===== Record set =====

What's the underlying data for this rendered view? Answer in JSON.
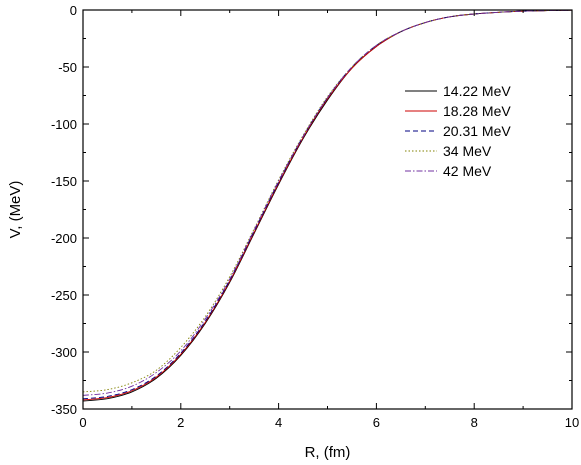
{
  "chart_data": {
    "type": "line",
    "title": "",
    "xlabel": "R, (fm)",
    "ylabel": "V, (MeV)",
    "xlim": [
      0,
      10
    ],
    "ylim": [
      -350,
      0
    ],
    "x_ticks": [
      0,
      2,
      4,
      6,
      8,
      10
    ],
    "y_ticks": [
      -350,
      -300,
      -250,
      -200,
      -150,
      -100,
      -50,
      0
    ],
    "grid": false,
    "legend_position": "right",
    "x": [
      0,
      0.5,
      1,
      1.5,
      2,
      2.5,
      3,
      3.5,
      4,
      4.5,
      5,
      5.5,
      6,
      6.5,
      7,
      7.5,
      8,
      8.5,
      9,
      9.5,
      10
    ],
    "series": [
      {
        "name": "14.22 MeV",
        "color": "#000000",
        "dash": "solid",
        "values": [
          -343,
          -341,
          -335,
          -323,
          -303,
          -275,
          -239,
          -196,
          -153,
          -113,
          -79,
          -51,
          -32,
          -19,
          -11,
          -6,
          -3.5,
          -2,
          -1,
          -0.5,
          -0.2
        ]
      },
      {
        "name": "18.28 MeV",
        "color": "#cc0000",
        "dash": "solid",
        "values": [
          -342,
          -340,
          -334,
          -322,
          -302,
          -274,
          -238,
          -195,
          -152,
          -112,
          -78,
          -51,
          -32,
          -19,
          -11,
          -6,
          -3.5,
          -2,
          -1,
          -0.5,
          -0.2
        ]
      },
      {
        "name": "20.31 MeV",
        "color": "#000080",
        "dash": "dashed",
        "values": [
          -341,
          -339,
          -333,
          -321,
          -301,
          -273,
          -237,
          -194,
          -151,
          -111,
          -77,
          -50,
          -31,
          -19,
          -11,
          -6,
          -3.5,
          -2,
          -1,
          -0.5,
          -0.2
        ]
      },
      {
        "name": "34 MeV",
        "color": "#808000",
        "dash": "dotted",
        "values": [
          -335,
          -333,
          -327,
          -316,
          -296,
          -269,
          -234,
          -192,
          -149,
          -110,
          -76,
          -50,
          -31,
          -19,
          -11,
          -6,
          -3.5,
          -2,
          -1,
          -0.5,
          -0.2
        ]
      },
      {
        "name": "42 MeV",
        "color": "#7030a0",
        "dash": "dashdot",
        "values": [
          -338,
          -336,
          -330,
          -318,
          -299,
          -271,
          -236,
          -193,
          -150,
          -111,
          -77,
          -50,
          -31,
          -19,
          -11,
          -6,
          -3.5,
          -2,
          -1,
          -0.5,
          -0.2
        ]
      }
    ]
  }
}
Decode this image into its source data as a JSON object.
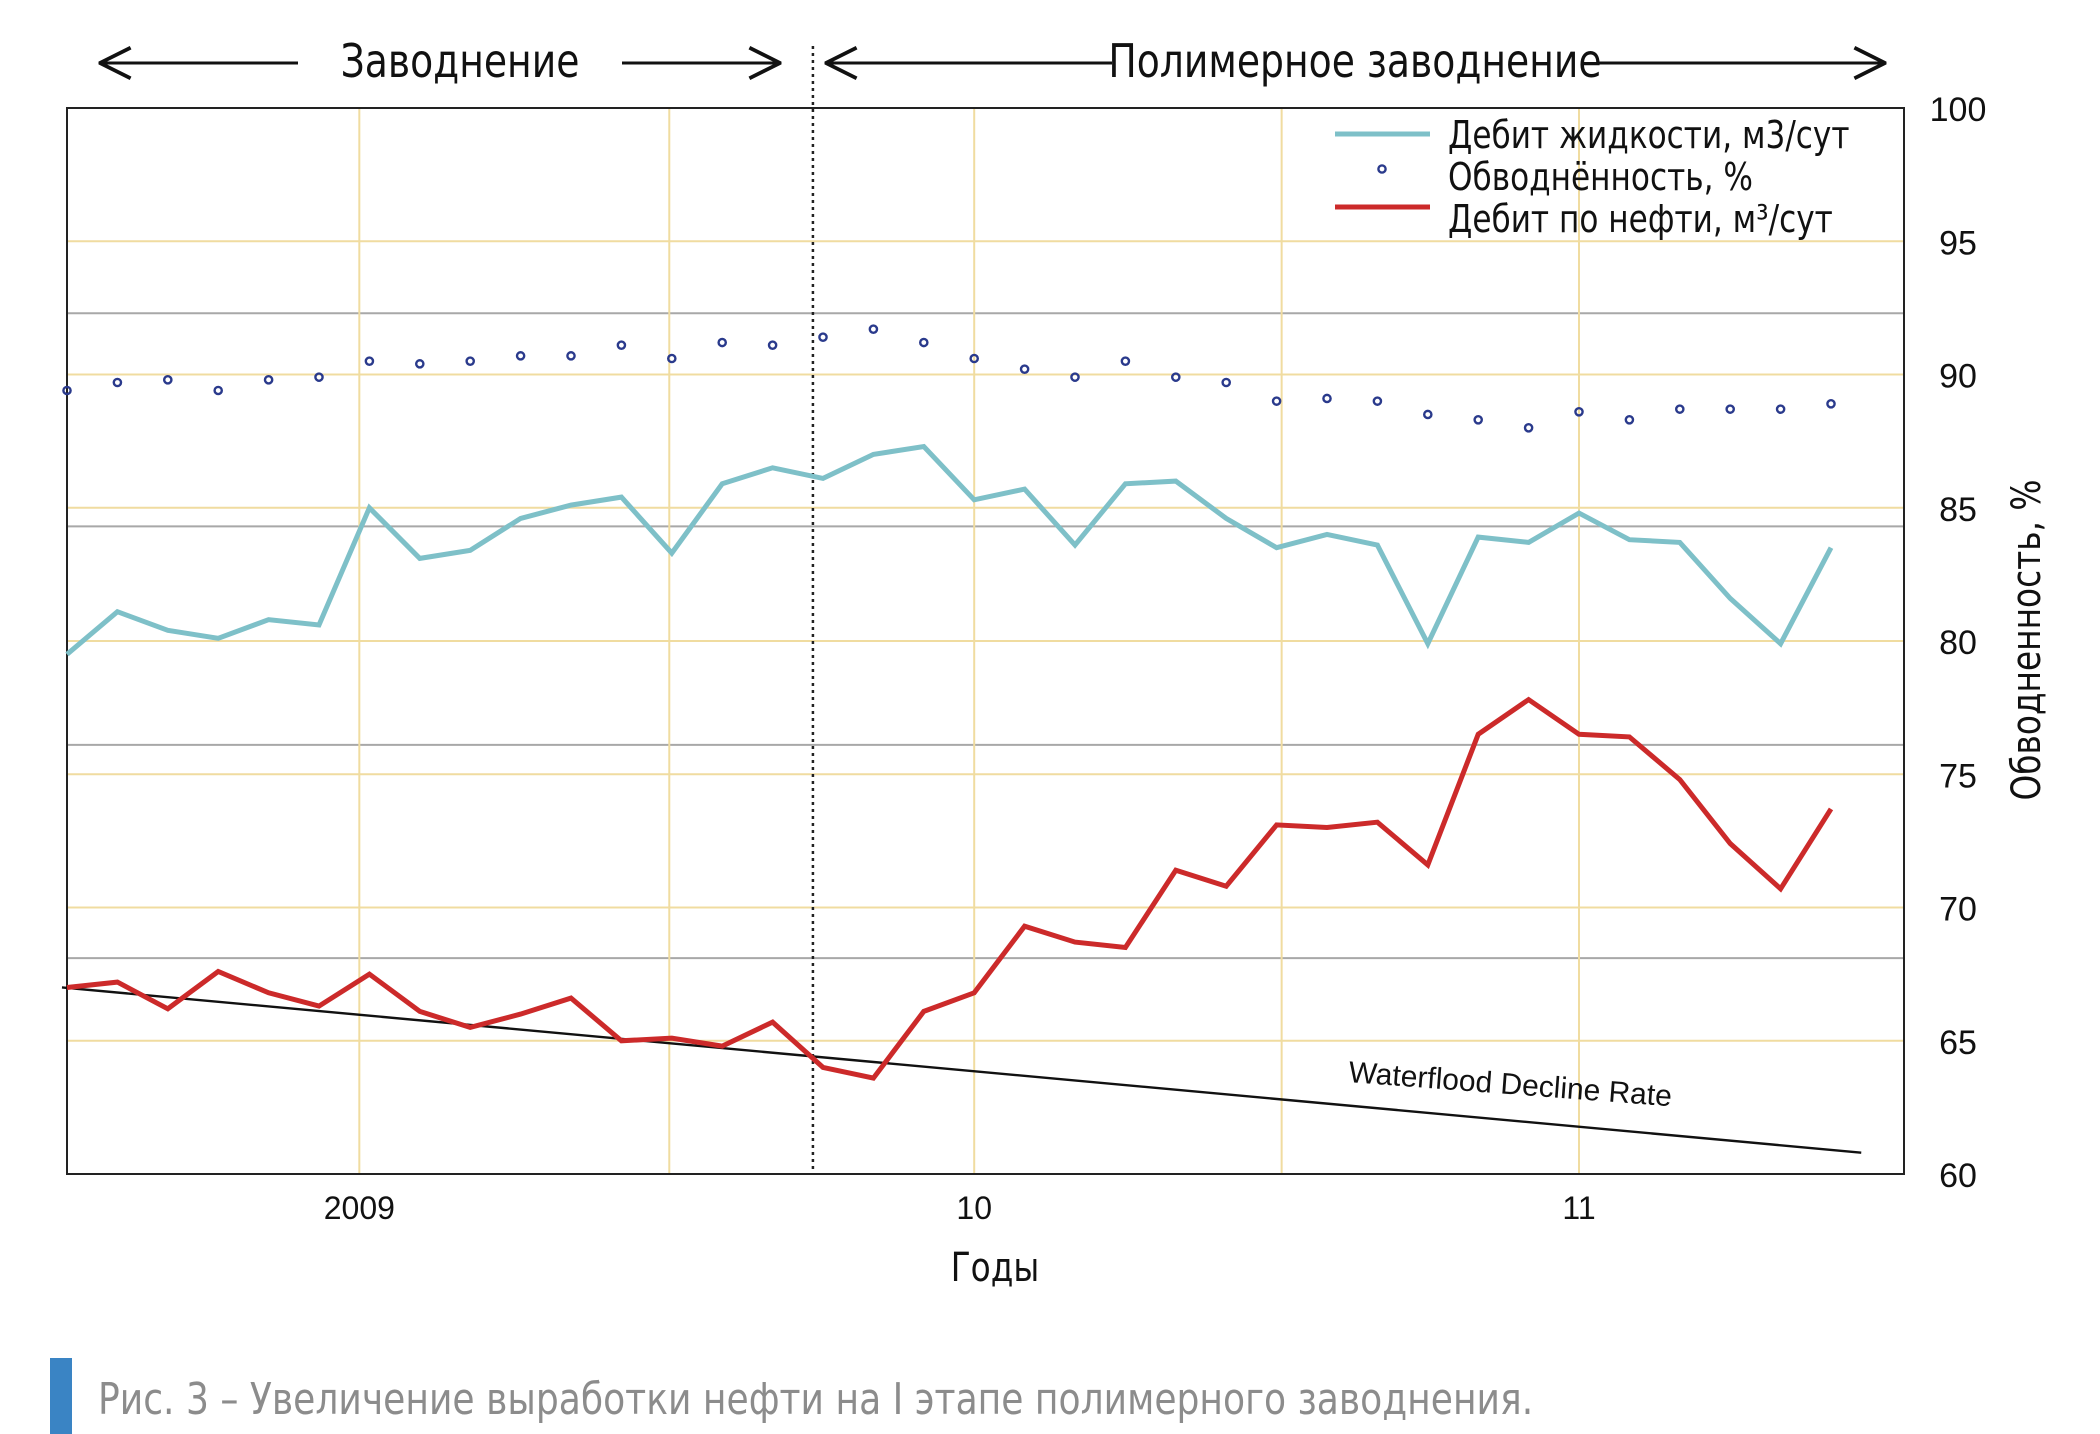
{
  "caption": "Рис. 3 – Увеличение выработки нефти на I этапе полимерного заводнения.",
  "phases": {
    "left": "Заводнение",
    "right": "Полимерное заводнение"
  },
  "chart_data": {
    "type": "line",
    "xlabel": "Годы",
    "ylabel": "Обводненность, %",
    "ylim": [
      60,
      100
    ],
    "yticks": [
      60,
      65,
      70,
      75,
      80,
      85,
      90,
      95,
      100
    ],
    "x_index_range": [
      0,
      35.6
    ],
    "x_ticks": [
      {
        "label": "2009",
        "index": 5.8
      },
      {
        "label": "10",
        "index": 18.0
      },
      {
        "label": "11",
        "index": 30.0
      }
    ],
    "vertical_divider_index": 14.8,
    "legend_position": "top-right",
    "colors": {
      "liquid": "#7ec0c8",
      "watercut": "#2a3a8c",
      "oil": "#cc2a2a",
      "decline": "#111111",
      "grid_major": "#a8a8a8",
      "grid_minor": "#f0dca0"
    },
    "series": [
      {
        "name": "Дебит жидкости, м3/сут",
        "style": "line",
        "values": [
          79.5,
          81.1,
          80.4,
          80.1,
          80.8,
          80.6,
          85.0,
          83.1,
          83.4,
          84.6,
          85.1,
          85.4,
          83.3,
          85.9,
          86.5,
          86.1,
          87.0,
          87.3,
          85.3,
          85.7,
          83.6,
          85.9,
          86.0,
          84.6,
          83.5,
          84.0,
          83.6,
          79.9,
          83.9,
          83.7,
          84.8,
          83.8,
          83.7,
          81.6,
          79.9,
          83.5
        ]
      },
      {
        "name": "Обводнённость, %",
        "style": "markers",
        "values": [
          89.4,
          89.7,
          89.8,
          89.4,
          89.8,
          89.9,
          90.5,
          90.4,
          90.5,
          90.7,
          90.7,
          91.1,
          90.6,
          91.2,
          91.1,
          91.4,
          91.7,
          91.2,
          90.6,
          90.2,
          89.9,
          90.5,
          89.9,
          89.7,
          89.0,
          89.1,
          89.0,
          88.5,
          88.3,
          88.0,
          88.6,
          88.3,
          88.7,
          88.7,
          88.7,
          88.9
        ]
      },
      {
        "name": "Дебит по нефти, м³/сут",
        "style": "line",
        "values": [
          67.0,
          67.2,
          66.2,
          67.6,
          66.8,
          66.3,
          67.5,
          66.1,
          65.5,
          66.0,
          66.6,
          65.0,
          65.1,
          64.8,
          65.7,
          64.0,
          63.6,
          66.1,
          66.8,
          69.3,
          68.7,
          68.5,
          71.4,
          70.8,
          73.1,
          73.0,
          73.2,
          71.6,
          76.5,
          77.8,
          76.5,
          76.4,
          74.8,
          72.4,
          70.7,
          73.7
        ]
      },
      {
        "name": "Waterflood Decline Rate",
        "style": "trend",
        "points": [
          [
            -0.1,
            67.0
          ],
          [
            35.6,
            60.8
          ]
        ]
      }
    ]
  }
}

=====

Given problem: Leave out the pictures and give the listing above again exactly.

Solution:
What's the underlying data for this rendered view? Answer in JSON.
{
  "chart_data": {
    "type": "line",
    "title": "",
    "xlabel": "R, (fm)",
    "ylabel": "V, (MeV)",
    "xlim": [
      0,
      10
    ],
    "ylim": [
      -350,
      0
    ],
    "x_ticks": [
      0,
      2,
      4,
      6,
      8,
      10
    ],
    "y_ticks": [
      -350,
      -300,
      -250,
      -200,
      -150,
      -100,
      -50,
      0
    ],
    "grid": false,
    "legend_position": "right",
    "x": [
      0,
      0.5,
      1,
      1.5,
      2,
      2.5,
      3,
      3.5,
      4,
      4.5,
      5,
      5.5,
      6,
      6.5,
      7,
      7.5,
      8,
      8.5,
      9,
      9.5,
      10
    ],
    "series": [
      {
        "name": "14.22 MeV",
        "color": "#000000",
        "dash": "solid",
        "values": [
          -343,
          -341,
          -335,
          -323,
          -303,
          -275,
          -239,
          -196,
          -153,
          -113,
          -79,
          -51,
          -32,
          -19,
          -11,
          -6,
          -3.5,
          -2,
          -1,
          -0.5,
          -0.2
        ]
      },
      {
        "name": "18.28 MeV",
        "color": "#cc0000",
        "dash": "solid",
        "values": [
          -342,
          -340,
          -334,
          -322,
          -302,
          -274,
          -238,
          -195,
          -152,
          -112,
          -78,
          -51,
          -32,
          -19,
          -11,
          -6,
          -3.5,
          -2,
          -1,
          -0.5,
          -0.2
        ]
      },
      {
        "name": "20.31 MeV",
        "color": "#000080",
        "dash": "dashed",
        "values": [
          -341,
          -339,
          -333,
          -321,
          -301,
          -273,
          -237,
          -194,
          -151,
          -111,
          -77,
          -50,
          -31,
          -19,
          -11,
          -6,
          -3.5,
          -2,
          -1,
          -0.5,
          -0.2
        ]
      },
      {
        "name": "34 MeV",
        "color": "#808000",
        "dash": "dotted",
        "values": [
          -335,
          -333,
          -327,
          -316,
          -296,
          -269,
          -234,
          -192,
          -149,
          -110,
          -76,
          -50,
          -31,
          -19,
          -11,
          -6,
          -3.5,
          -2,
          -1,
          -0.5,
          -0.2
        ]
      },
      {
        "name": "42 MeV",
        "color": "#7030a0",
        "dash": "dashdot",
        "values": [
          -338,
          -336,
          -330,
          -318,
          -299,
          -271,
          -236,
          -193,
          -150,
          -111,
          -77,
          -50,
          -31,
          -19,
          -11,
          -6,
          -3.5,
          -2,
          -1,
          -0.5,
          -0.2
        ]
      }
    ]
  }
}
Decode this image into its source data as a JSON object.
{
  "caption": "Рис. 3 – Увеличение выработки нефти на I этапе полимерного заводнения.",
  "phases": {
    "left": "Заводнение",
    "right": "Полимерное заводнение"
  },
  "chart_data": {
    "type": "line",
    "xlabel": "Годы",
    "ylabel": "Обводненность, %",
    "ylim": [
      60,
      100
    ],
    "yticks": [
      60,
      65,
      70,
      75,
      80,
      85,
      90,
      95,
      100
    ],
    "x_index_range": [
      0,
      35.6
    ],
    "x_ticks": [
      {
        "label": "2009",
        "index": 5.8
      },
      {
        "label": "10",
        "index": 18.0
      },
      {
        "label": "11",
        "index": 30.0
      }
    ],
    "vertical_divider_index": 14.8,
    "legend_position": "top-right",
    "colors": {
      "liquid": "#7ec0c8",
      "watercut": "#2a3a8c",
      "oil": "#cc2a2a",
      "decline": "#111111",
      "grid_major": "#a8a8a8",
      "grid_minor": "#f0dca0"
    },
    "series": [
      {
        "name": "Дебит жидкости, м3/сут",
        "style": "line",
        "values": [
          79.5,
          81.1,
          80.4,
          80.1,
          80.8,
          80.6,
          85.0,
          83.1,
          83.4,
          84.6,
          85.1,
          85.4,
          83.3,
          85.9,
          86.5,
          86.1,
          87.0,
          87.3,
          85.3,
          85.7,
          83.6,
          85.9,
          86.0,
          84.6,
          83.5,
          84.0,
          83.6,
          79.9,
          83.9,
          83.7,
          84.8,
          83.8,
          83.7,
          81.6,
          79.9,
          83.5
        ]
      },
      {
        "name": "Обводнённость, %",
        "style": "markers",
        "values": [
          89.4,
          89.7,
          89.8,
          89.4,
          89.8,
          89.9,
          90.5,
          90.4,
          90.5,
          90.7,
          90.7,
          91.1,
          90.6,
          91.2,
          91.1,
          91.4,
          91.7,
          91.2,
          90.6,
          90.2,
          89.9,
          90.5,
          89.9,
          89.7,
          89.0,
          89.1,
          89.0,
          88.5,
          88.3,
          88.0,
          88.6,
          88.3,
          88.7,
          88.7,
          88.7,
          88.9
        ]
      },
      {
        "name": "Дебит по нефти, м³/сут",
        "style": "line",
        "values": [
          67.0,
          67.2,
          66.2,
          67.6,
          66.8,
          66.3,
          67.5,
          66.1,
          65.5,
          66.0,
          66.6,
          65.0,
          65.1,
          64.8,
          65.7,
          64.0,
          63.6,
          66.1,
          66.8,
          69.3,
          68.7,
          68.5,
          71.4,
          70.8,
          73.1,
          73.0,
          73.2,
          71.6,
          76.5,
          77.8,
          76.5,
          76.4,
          74.8,
          72.4,
          70.7,
          73.7
        ]
      },
      {
        "name": "Waterflood Decline Rate",
        "style": "trend",
        "points": [
          [
            -0.1,
            67.0
          ],
          [
            35.6,
            60.8
          ]
        ]
      }
    ]
  }
}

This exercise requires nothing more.